List each attraction that the EuroPCR text says draws interventional cardiologists to Paris every May.

• TEXT FOR ANALYSIS
═══

Over 8,000 interventional cardiologists visit Paris each May to attend the EuroPCR Course, drawn by the prospect of the highest-calibre postgraduate medical education combined with up-to-the-minute late-breaking data, practical demonstrations, opportunities for interactions with friends and colleagues, and the attractions of one of the world’s great cities. The fact that the programme content is firmly rooted in everyday clinical practice means that educational take-home messages are translated immediately and directly to patient care.
Of course, travel to Paris is not possible in 2021, but the ready accessibility of the virtual programme means that even more participants will be able to benefit from everything on offer, with even greater benefits for patients worldwide.
Which sessions are you most looking forward to at EuroPCR 2021? Why?
The EuroPCR 2021 programme is packed with educational material covering the entire spectrum of cardiovascular intervention. The main sessions, encompassing live transmissions from leading cardiac centres, are always a major draw and their incorporation into the virtual broadcast sessions will be a particular highlight. We have a total of 68 Hotline presentations, including major Late-Breaking Trials, specific channels dedicated to ‘classroom style’ simulated learning, and a prestigious innovation award from the Jon DeHaan Foundation for novel breakthrough technologies. Importantly, all of the course content will remain available on demand via the PCR platform1 until 26th August; so even if you missed it the first time round, there is still plenty of time to benefit from the comprehensive range of educational material.
What have been your personal clinical experiences during the COVID-19 pandemic, and what lasting impacts do you predict the pandemic will have on the field of interventional cardiology?
The COVID-19 pandemic has taken us all way outside our comfort zone, caring for patients in difficult circumstances whilst dealing with the anxiety of protecting our families and ourselves. At the same time, we have missed the opportunities for regular face-to-face interaction with friends and colleagues at home and abroad. In London, we have seen many young and sick patients; not only with cardiovascular complications of COVID, but also with serious manifestations of everyday cardiac problems as a consequence of misdiagnosis or delayed presentation. The situation is now returning towards normality (at least temporarily) but we are faced with a new challenge of long waiting lists for diagnosis and treatment. I fear it will be at least 2–3 years until we truly emerge from the crisis.

═══

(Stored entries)
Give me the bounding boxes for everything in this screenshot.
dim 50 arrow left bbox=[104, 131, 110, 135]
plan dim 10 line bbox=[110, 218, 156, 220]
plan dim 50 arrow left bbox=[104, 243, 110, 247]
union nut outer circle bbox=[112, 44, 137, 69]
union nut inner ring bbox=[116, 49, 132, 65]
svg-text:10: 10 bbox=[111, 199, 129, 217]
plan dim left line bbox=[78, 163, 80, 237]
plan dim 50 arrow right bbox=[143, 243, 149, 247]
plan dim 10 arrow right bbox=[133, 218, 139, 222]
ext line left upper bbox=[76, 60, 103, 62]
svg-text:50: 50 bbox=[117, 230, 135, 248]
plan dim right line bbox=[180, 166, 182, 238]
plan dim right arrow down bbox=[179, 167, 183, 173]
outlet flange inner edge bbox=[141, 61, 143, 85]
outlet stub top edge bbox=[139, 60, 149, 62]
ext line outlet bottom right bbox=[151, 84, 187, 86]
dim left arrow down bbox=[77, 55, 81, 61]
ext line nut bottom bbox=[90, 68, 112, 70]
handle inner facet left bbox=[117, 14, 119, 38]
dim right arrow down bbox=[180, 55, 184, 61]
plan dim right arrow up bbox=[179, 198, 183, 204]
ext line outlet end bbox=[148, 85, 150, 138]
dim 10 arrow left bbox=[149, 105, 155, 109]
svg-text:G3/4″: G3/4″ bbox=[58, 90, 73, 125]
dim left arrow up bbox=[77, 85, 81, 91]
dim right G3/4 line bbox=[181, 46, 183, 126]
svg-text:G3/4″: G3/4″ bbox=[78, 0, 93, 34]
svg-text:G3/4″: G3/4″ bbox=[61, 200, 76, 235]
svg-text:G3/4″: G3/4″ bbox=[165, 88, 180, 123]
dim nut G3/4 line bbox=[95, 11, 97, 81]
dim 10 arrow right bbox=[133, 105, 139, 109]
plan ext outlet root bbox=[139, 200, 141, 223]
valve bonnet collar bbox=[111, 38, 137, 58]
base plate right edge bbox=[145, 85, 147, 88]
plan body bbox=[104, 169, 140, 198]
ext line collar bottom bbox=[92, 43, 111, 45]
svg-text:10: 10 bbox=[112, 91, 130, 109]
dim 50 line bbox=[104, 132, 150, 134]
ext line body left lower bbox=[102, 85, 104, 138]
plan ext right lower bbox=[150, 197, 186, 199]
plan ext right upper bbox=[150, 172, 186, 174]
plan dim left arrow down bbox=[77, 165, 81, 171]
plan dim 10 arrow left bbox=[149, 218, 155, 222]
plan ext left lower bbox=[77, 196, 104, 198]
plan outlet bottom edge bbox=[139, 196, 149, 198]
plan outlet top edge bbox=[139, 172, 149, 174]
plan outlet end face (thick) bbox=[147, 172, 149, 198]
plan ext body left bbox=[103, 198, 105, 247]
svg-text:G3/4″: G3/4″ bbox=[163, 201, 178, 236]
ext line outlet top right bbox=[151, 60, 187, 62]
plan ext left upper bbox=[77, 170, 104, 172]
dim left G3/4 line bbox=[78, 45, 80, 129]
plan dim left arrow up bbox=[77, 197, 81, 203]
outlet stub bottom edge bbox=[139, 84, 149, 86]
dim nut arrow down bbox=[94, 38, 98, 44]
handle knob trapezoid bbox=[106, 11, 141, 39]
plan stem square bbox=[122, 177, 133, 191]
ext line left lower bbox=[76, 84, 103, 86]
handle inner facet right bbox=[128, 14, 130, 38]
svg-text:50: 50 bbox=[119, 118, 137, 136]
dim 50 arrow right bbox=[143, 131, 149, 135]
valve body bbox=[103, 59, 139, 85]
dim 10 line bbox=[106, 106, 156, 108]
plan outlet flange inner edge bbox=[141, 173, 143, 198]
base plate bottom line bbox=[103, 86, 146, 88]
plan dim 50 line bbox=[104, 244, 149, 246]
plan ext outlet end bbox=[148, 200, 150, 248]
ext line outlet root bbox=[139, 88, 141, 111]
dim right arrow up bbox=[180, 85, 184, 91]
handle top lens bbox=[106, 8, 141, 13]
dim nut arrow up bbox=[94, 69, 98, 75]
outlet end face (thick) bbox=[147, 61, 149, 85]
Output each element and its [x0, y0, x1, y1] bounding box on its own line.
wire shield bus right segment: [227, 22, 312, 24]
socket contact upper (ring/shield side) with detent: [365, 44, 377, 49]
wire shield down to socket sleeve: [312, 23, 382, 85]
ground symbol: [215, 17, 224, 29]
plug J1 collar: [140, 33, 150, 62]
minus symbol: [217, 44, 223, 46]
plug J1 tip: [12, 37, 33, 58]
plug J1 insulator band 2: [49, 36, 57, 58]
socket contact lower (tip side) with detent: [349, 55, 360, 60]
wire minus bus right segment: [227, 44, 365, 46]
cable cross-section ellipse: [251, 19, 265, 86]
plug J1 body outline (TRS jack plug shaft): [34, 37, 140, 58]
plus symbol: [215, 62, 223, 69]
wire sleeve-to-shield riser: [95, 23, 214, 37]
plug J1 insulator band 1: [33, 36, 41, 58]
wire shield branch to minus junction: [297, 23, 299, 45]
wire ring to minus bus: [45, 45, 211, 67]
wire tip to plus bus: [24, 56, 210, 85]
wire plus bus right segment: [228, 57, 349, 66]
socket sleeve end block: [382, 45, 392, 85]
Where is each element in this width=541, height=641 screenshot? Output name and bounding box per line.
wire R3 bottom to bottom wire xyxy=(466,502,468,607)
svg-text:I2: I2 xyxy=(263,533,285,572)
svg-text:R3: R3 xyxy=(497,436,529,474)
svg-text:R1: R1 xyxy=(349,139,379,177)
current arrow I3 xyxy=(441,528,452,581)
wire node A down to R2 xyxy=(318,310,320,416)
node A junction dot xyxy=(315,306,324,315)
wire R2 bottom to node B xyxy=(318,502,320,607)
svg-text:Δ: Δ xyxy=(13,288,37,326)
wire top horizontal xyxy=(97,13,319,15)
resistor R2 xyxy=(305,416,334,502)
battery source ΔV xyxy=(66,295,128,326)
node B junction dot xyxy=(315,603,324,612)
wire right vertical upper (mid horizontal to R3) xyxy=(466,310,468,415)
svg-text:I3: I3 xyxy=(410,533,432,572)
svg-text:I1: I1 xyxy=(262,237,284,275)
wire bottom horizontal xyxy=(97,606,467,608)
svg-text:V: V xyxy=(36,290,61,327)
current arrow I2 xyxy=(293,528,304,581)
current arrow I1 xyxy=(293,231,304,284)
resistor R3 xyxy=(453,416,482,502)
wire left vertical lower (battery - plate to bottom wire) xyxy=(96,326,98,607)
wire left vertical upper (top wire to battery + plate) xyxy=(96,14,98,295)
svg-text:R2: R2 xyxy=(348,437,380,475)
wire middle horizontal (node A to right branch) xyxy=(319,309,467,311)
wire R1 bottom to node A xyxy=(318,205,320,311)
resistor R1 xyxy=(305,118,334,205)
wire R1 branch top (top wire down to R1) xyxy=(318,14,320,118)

═══

• SOLUTION BELOW
- The highest-calibre postgraduate medical education
- Up-to-the-minute late-breaking data
- Practical demonstrations
- Opportunities for interactions with friends and colleagues
- The attractions of one of the world's great cities